Quote every line as given.

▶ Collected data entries
□ □ □ □

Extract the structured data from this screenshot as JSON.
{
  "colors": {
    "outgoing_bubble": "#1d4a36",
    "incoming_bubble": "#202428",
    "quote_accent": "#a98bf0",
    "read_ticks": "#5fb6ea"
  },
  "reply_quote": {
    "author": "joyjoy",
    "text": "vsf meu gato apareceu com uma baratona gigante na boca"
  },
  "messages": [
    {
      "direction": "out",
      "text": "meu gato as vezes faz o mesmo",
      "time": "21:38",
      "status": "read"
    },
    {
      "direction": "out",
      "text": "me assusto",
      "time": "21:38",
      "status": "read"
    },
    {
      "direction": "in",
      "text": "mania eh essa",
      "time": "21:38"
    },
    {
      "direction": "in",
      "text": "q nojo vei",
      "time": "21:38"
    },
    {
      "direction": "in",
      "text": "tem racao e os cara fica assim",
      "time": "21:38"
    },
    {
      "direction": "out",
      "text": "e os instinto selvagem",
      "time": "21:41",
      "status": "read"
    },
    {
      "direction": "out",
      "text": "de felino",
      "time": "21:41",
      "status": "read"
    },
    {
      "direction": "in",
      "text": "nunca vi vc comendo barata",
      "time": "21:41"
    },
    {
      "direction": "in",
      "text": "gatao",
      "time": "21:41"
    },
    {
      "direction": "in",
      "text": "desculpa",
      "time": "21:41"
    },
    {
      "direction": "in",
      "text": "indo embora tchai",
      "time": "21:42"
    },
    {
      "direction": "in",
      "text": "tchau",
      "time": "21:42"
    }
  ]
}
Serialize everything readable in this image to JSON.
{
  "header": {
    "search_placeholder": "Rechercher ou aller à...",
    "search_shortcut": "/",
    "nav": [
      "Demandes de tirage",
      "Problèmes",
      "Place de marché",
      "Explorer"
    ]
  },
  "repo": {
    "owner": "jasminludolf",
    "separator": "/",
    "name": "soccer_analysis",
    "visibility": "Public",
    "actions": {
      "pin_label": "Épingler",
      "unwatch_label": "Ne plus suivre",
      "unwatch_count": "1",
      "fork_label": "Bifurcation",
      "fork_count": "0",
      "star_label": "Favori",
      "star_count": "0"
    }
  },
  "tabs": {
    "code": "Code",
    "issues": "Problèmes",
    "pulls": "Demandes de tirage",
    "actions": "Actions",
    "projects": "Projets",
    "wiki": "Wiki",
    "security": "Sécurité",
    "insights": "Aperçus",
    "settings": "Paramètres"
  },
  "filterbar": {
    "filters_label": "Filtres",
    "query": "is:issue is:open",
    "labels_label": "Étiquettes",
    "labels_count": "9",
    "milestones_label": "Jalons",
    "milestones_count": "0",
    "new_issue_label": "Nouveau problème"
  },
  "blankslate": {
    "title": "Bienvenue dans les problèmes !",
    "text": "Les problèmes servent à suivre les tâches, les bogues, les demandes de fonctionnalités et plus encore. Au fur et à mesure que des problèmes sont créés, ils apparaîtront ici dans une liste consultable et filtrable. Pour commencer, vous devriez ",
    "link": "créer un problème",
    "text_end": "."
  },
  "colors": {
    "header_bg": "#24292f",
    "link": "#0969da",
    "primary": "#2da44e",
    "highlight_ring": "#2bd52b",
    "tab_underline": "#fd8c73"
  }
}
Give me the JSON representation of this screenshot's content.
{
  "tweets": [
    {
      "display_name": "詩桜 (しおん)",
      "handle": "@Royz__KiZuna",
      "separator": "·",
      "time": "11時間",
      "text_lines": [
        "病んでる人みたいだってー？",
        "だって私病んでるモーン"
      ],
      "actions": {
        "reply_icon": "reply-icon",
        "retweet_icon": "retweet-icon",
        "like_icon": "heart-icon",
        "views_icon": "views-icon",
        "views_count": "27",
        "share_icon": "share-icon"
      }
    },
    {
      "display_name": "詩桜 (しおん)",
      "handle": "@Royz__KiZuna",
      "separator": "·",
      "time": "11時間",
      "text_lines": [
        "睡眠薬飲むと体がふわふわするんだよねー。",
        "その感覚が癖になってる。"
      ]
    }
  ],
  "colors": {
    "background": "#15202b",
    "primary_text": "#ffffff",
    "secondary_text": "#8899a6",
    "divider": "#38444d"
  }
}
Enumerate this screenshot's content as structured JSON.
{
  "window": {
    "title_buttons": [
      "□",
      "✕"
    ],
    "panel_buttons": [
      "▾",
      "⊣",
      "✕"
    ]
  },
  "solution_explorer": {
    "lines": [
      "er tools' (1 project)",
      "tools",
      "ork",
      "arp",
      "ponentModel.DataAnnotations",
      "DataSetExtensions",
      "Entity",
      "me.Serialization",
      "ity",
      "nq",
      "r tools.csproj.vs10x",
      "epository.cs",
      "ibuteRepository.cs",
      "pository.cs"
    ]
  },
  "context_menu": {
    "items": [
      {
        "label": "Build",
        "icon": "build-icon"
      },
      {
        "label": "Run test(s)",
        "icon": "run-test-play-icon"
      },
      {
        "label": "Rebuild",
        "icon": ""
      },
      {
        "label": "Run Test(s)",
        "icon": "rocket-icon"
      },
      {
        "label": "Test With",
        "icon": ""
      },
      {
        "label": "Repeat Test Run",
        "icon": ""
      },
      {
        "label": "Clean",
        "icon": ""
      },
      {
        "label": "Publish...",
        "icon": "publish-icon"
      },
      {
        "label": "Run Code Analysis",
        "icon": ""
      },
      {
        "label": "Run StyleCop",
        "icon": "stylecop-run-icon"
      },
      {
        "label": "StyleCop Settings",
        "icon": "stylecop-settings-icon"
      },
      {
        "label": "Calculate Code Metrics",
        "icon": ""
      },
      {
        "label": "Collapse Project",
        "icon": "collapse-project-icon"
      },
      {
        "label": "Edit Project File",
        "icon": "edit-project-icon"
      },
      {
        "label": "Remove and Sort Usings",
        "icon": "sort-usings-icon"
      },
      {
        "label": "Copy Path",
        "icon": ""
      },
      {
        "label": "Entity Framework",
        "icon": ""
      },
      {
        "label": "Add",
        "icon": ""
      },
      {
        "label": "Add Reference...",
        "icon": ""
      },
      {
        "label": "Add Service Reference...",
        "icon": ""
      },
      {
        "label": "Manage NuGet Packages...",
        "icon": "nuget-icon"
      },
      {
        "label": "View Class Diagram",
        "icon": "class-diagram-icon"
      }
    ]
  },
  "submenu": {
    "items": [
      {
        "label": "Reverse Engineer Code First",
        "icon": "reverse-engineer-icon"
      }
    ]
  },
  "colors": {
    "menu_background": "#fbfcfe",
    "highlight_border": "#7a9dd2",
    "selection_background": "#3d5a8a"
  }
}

□ □ □ □

▶ WORKED ANSWER
Extract the structured data from this screenshot as JSON.
{
  "colors": {
    "outgoing_bubble": "#1d4a36",
    "incoming_bubble": "#202428",
    "quote_accent": "#a98bf0",
    "read_ticks": "#5fb6ea"
  },
  "reply_quote": {
    "author": "joyjoy",
    "text": "vsf meu gato apareceu com uma baratona gigante na boca"
  },
  "messages": [
    {
      "direction": "out",
      "text": "meu gato as vezes faz o mesmo",
      "time": "21:38",
      "status": "read"
    },
    {
      "direction": "out",
      "text": "me assusto",
      "time": "21:38",
      "status": "read"
    },
    {
      "direction": "in",
      "text": "mania eh essa",
      "time": "21:38"
    },
    {
      "direction": "in",
      "text": "q nojo vei",
      "time": "21:38"
    },
    {
      "direction": "in",
      "text": "tem racao e os cara fica assim",
      "time": "21:38"
    },
    {
      "direction": "out",
      "text": "e os instinto selvagem",
      "time": "21:41",
      "status": "read"
    },
    {
      "direction": "out",
      "text": "de felino",
      "time": "21:41",
      "status": "read"
    },
    {
      "direction": "in",
      "text": "nunca vi vc comendo barata",
      "time": "21:41"
    },
    {
      "direction": "in",
      "text": "gatao",
      "time": "21:41"
    },
    {
      "direction": "in",
      "text": "desculpa",
      "time": "21:41"
    },
    {
      "direction": "in",
      "text": "indo embora tchai",
      "time": "21:42"
    },
    {
      "direction": "in",
      "text": "tchau",
      "time": "21:42"
    }
  ]
}
Serialize everything readable in this image to JSON.
{
  "header": {
    "search_placeholder": "Rechercher ou aller à...",
    "search_shortcut": "/",
    "nav": [
      "Demandes de tirage",
      "Problèmes",
      "Place de marché",
      "Explorer"
    ]
  },
  "repo": {
    "owner": "jasminludolf",
    "separator": "/",
    "name": "soccer_analysis",
    "visibility": "Public",
    "actions": {
      "pin_label": "Épingler",
      "unwatch_label": "Ne plus suivre",
      "unwatch_count": "1",
      "fork_label": "Bifurcation",
      "fork_count": "0",
      "star_label": "Favori",
      "star_count": "0"
    }
  },
  "tabs": {
    "code": "Code",
    "issues": "Problèmes",
    "pulls": "Demandes de tirage",
    "actions": "Actions",
    "projects": "Projets",
    "wiki": "Wiki",
    "security": "Sécurité",
    "insights": "Aperçus",
    "settings": "Paramètres"
  },
  "filterbar": {
    "filters_label": "Filtres",
    "query": "is:issue is:open",
    "labels_label": "Étiquettes",
    "labels_count": "9",
    "milestones_label": "Jalons",
    "milestones_count": "0",
    "new_issue_label": "Nouveau problème"
  },
  "blankslate": {
    "title": "Bienvenue dans les problèmes !",
    "text": "Les problèmes servent à suivre les tâches, les bogues, les demandes de fonctionnalités et plus encore. Au fur et à mesure que des problèmes sont créés, ils apparaîtront ici dans une liste consultable et filtrable. Pour commencer, vous devriez ",
    "link": "créer un problème",
    "text_end": "."
  },
  "colors": {
    "header_bg": "#24292f",
    "link": "#0969da",
    "primary": "#2da44e",
    "highlight_ring": "#2bd52b",
    "tab_underline": "#fd8c73"
  }
}
Give me the JSON representation of this screenshot's content.
{
  "tweets": [
    {
      "display_name": "詩桜 (しおん)",
      "handle": "@Royz__KiZuna",
      "separator": "·",
      "time": "11時間",
      "text_lines": [
        "病んでる人みたいだってー？",
        "だって私病んでるモーン"
      ],
      "actions": {
        "reply_icon": "reply-icon",
        "retweet_icon": "retweet-icon",
        "like_icon": "heart-icon",
        "views_icon": "views-icon",
        "views_count": "27",
        "share_icon": "share-icon"
      }
    },
    {
      "display_name": "詩桜 (しおん)",
      "handle": "@Royz__KiZuna",
      "separator": "·",
      "time": "11時間",
      "text_lines": [
        "睡眠薬飲むと体がふわふわするんだよねー。",
        "その感覚が癖になってる。"
      ]
    }
  ],
  "colors": {
    "background": "#15202b",
    "primary_text": "#ffffff",
    "secondary_text": "#8899a6",
    "divider": "#38444d"
  }
}
Enumerate this screenshot's content as structured JSON.
{
  "window": {
    "title_buttons": [
      "□",
      "✕"
    ],
    "panel_buttons": [
      "▾",
      "⊣",
      "✕"
    ]
  },
  "solution_explorer": {
    "lines": [
      "er tools' (1 project)",
      "tools",
      "ork",
      "arp",
      "ponentModel.DataAnnotations",
      "DataSetExtensions",
      "Entity",
      "me.Serialization",
      "ity",
      "nq",
      "r tools.csproj.vs10x",
      "epository.cs",
      "ibuteRepository.cs",
      "pository.cs"
    ]
  },
  "context_menu": {
    "items": [
      {
        "label": "Build",
        "icon": "build-icon"
      },
      {
        "label": "Run test(s)",
        "icon": "run-test-play-icon"
      },
      {
        "label": "Rebuild",
        "icon": ""
      },
      {
        "label": "Run Test(s)",
        "icon": "rocket-icon"
      },
      {
        "label": "Test With",
        "icon": ""
      },
      {
        "label": "Repeat Test Run",
        "icon": ""
      },
      {
        "label": "Clean",
        "icon": ""
      },
      {
        "label": "Publish...",
        "icon": "publish-icon"
      },
      {
        "label": "Run Code Analysis",
        "icon": ""
      },
      {
        "label": "Run StyleCop",
        "icon": "stylecop-run-icon"
      },
      {
        "label": "StyleCop Settings",
        "icon": "stylecop-settings-icon"
      },
      {
        "label": "Calculate Code Metrics",
        "icon": ""
      },
      {
        "label": "Collapse Project",
        "icon": "collapse-project-icon"
      },
      {
        "label": "Edit Project File",
        "icon": "edit-project-icon"
      },
      {
        "label": "Remove and Sort Usings",
        "icon": "sort-usings-icon"
      },
      {
        "label": "Copy Path",
        "icon": ""
      },
      {
        "label": "Entity Framework",
        "icon": ""
      },
      {
        "label": "Add",
        "icon": ""
      },
      {
        "label": "Add Reference...",
        "icon": ""
      },
      {
        "label": "Add Service Reference...",
        "icon": ""
      },
      {
        "label": "Manage NuGet Packages...",
        "icon": "nuget-icon"
      },
      {
        "label": "View Class Diagram",
        "icon": "class-diagram-icon"
      }
    ]
  },
  "submenu": {
    "items": [
      {
        "label": "Reverse Engineer Code First",
        "icon": "reverse-engineer-icon"
      }
    ]
  },
  "colors": {
    "menu_background": "#fbfcfe",
    "highlight_border": "#7a9dd2",
    "selection_background": "#3d5a8a"
  }
}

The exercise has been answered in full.